Dataset excerpts:
-=-=-=-=-

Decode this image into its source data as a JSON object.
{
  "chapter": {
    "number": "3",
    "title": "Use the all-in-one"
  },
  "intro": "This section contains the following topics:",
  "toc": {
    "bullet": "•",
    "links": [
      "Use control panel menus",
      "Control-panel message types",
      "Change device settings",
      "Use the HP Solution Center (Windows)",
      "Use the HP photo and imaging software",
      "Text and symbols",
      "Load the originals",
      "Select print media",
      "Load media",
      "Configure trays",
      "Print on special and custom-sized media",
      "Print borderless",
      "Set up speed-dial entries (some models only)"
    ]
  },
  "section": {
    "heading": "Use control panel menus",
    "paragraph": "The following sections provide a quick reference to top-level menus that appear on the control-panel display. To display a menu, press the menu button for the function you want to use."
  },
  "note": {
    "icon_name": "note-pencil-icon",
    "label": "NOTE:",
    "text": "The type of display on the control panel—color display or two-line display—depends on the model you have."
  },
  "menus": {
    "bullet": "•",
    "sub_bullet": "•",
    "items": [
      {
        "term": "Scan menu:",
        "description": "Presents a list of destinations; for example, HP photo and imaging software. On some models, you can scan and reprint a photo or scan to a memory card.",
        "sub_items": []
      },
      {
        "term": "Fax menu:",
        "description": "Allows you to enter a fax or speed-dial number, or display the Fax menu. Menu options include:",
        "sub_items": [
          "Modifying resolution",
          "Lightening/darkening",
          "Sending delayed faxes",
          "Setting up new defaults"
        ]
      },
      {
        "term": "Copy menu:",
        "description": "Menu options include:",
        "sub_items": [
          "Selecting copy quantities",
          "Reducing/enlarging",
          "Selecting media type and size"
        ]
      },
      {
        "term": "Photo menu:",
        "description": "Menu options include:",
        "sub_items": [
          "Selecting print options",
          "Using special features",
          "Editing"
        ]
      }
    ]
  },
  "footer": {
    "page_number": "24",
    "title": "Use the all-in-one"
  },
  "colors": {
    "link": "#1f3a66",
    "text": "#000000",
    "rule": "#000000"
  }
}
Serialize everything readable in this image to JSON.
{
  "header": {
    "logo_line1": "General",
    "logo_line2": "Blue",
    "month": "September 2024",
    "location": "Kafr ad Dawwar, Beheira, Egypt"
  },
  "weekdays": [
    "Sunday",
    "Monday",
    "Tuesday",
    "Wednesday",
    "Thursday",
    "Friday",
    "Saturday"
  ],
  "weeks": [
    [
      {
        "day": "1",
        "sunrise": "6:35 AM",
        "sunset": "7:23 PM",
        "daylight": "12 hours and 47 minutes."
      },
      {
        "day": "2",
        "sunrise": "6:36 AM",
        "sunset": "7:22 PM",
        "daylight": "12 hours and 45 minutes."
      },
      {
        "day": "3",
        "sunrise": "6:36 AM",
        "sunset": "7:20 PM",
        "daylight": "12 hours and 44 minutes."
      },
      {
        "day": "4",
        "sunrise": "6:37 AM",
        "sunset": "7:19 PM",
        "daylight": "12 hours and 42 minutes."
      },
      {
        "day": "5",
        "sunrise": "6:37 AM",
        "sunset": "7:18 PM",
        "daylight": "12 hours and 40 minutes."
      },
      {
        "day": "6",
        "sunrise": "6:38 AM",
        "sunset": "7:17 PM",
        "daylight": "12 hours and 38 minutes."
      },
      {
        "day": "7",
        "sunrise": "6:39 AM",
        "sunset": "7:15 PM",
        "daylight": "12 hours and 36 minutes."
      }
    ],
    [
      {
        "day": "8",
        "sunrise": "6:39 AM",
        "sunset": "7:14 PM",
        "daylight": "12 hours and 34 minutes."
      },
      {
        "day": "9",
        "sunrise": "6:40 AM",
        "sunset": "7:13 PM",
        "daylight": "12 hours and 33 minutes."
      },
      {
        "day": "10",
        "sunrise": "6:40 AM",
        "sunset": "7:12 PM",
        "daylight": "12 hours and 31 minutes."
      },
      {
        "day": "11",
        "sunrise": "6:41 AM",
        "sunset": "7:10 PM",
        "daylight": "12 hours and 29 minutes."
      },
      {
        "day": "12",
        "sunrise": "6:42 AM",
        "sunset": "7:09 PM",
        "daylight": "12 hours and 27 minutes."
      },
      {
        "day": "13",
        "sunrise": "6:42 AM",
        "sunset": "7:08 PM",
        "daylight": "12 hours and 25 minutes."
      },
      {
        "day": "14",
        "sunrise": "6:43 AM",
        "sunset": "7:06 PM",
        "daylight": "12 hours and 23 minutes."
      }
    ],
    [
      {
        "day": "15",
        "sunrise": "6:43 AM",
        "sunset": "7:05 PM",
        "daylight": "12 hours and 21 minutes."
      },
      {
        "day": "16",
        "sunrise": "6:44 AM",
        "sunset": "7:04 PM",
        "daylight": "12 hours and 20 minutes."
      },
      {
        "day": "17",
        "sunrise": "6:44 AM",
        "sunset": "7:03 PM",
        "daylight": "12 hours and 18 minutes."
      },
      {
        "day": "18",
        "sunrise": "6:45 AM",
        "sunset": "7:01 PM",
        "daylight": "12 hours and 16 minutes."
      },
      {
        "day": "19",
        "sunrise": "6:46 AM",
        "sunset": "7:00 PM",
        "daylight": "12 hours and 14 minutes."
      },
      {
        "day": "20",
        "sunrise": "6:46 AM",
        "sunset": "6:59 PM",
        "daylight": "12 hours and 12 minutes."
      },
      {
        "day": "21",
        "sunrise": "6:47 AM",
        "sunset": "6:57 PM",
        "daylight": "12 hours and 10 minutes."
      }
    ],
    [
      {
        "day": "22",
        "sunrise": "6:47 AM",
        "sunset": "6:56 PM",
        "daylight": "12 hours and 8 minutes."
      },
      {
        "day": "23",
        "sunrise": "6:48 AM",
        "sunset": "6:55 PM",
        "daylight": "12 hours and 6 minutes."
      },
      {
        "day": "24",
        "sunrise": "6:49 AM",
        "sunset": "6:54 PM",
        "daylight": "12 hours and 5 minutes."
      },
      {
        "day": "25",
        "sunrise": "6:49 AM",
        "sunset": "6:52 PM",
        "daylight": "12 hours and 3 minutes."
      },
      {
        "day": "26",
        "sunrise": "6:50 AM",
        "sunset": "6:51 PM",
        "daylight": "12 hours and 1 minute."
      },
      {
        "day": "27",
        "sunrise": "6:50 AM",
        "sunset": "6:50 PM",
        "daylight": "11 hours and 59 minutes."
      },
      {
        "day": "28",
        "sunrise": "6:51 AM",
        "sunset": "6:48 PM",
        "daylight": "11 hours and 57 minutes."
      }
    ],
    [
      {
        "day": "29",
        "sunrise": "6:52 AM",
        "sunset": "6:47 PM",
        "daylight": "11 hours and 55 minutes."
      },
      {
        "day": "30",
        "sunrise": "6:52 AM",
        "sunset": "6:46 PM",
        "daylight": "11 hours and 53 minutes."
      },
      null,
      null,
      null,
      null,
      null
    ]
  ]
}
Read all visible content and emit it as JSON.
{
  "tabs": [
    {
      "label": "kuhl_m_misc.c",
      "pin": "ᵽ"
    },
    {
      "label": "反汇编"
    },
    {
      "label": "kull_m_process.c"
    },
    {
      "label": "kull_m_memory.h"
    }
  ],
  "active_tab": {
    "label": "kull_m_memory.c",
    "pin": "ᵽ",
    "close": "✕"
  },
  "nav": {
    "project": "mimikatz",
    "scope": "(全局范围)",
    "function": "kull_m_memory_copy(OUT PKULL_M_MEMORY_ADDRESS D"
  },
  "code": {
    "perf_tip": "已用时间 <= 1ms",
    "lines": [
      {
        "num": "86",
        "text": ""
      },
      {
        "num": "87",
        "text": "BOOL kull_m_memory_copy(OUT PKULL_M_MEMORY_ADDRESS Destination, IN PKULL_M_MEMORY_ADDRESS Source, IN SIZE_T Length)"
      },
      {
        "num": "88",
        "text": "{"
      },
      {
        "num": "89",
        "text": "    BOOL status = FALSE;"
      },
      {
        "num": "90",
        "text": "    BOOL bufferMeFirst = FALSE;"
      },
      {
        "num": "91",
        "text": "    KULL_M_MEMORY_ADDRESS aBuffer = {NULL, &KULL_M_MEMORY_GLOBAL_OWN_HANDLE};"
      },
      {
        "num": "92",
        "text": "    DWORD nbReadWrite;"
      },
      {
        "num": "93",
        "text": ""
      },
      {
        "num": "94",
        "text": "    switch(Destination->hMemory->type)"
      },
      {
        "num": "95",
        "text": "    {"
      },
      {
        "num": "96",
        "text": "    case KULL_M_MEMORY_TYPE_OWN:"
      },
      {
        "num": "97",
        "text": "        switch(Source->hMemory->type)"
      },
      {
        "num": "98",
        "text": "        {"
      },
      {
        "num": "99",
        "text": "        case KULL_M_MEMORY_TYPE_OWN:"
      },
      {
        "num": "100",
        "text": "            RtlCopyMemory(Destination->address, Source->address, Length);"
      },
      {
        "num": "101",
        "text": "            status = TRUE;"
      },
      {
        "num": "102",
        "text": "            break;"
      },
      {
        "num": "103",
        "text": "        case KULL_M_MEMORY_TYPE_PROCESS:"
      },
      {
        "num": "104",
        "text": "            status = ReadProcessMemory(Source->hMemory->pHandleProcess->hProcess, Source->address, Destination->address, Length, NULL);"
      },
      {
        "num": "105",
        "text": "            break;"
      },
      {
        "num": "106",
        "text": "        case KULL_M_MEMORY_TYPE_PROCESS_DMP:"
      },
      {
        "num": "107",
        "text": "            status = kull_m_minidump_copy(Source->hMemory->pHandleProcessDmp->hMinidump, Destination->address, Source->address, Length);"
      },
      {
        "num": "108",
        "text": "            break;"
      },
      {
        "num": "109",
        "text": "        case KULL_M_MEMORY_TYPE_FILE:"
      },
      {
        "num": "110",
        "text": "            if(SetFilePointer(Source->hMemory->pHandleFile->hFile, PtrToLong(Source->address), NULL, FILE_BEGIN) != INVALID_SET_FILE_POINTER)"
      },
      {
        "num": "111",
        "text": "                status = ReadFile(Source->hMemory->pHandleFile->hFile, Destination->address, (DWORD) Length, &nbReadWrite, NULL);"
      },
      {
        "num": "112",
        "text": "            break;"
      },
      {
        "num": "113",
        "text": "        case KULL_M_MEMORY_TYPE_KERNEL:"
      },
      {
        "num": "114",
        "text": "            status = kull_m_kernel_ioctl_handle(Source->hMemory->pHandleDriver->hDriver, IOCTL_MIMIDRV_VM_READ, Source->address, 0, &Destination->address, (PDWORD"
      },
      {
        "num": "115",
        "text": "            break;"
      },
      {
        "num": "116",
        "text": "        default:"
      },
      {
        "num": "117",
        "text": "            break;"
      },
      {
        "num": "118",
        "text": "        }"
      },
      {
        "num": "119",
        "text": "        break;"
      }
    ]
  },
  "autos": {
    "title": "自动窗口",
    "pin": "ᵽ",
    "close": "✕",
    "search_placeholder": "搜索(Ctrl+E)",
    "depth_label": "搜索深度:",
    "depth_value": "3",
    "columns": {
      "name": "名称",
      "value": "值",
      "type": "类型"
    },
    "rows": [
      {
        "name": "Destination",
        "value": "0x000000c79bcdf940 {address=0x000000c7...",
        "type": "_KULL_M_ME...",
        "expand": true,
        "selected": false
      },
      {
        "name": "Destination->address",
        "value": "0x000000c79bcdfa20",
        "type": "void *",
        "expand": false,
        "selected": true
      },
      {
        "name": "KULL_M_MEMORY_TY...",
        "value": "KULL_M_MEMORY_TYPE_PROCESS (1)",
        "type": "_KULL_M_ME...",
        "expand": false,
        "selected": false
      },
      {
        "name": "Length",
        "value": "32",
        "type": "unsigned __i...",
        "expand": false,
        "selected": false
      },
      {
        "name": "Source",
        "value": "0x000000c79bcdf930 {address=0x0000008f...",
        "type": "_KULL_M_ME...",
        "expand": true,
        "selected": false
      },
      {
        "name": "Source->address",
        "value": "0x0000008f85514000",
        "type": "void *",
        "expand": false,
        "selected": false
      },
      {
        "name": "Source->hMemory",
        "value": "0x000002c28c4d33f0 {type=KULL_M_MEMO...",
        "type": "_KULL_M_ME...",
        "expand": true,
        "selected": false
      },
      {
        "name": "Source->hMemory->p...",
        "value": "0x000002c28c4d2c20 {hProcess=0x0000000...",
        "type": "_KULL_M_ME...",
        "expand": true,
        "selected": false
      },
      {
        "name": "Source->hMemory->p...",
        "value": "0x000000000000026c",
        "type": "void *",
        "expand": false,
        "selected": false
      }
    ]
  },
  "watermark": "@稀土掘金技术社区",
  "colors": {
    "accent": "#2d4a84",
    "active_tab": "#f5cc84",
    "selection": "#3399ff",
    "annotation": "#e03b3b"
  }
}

-=-=-=-=-

What the exercise asks
Extract lines where the string "speed" occurs.

Final result
      "Set up speed-dial entries (some models only)"
        "description": "Allows you to enter a fax or speed-dial number, or display the Fax menu. Menu options include:",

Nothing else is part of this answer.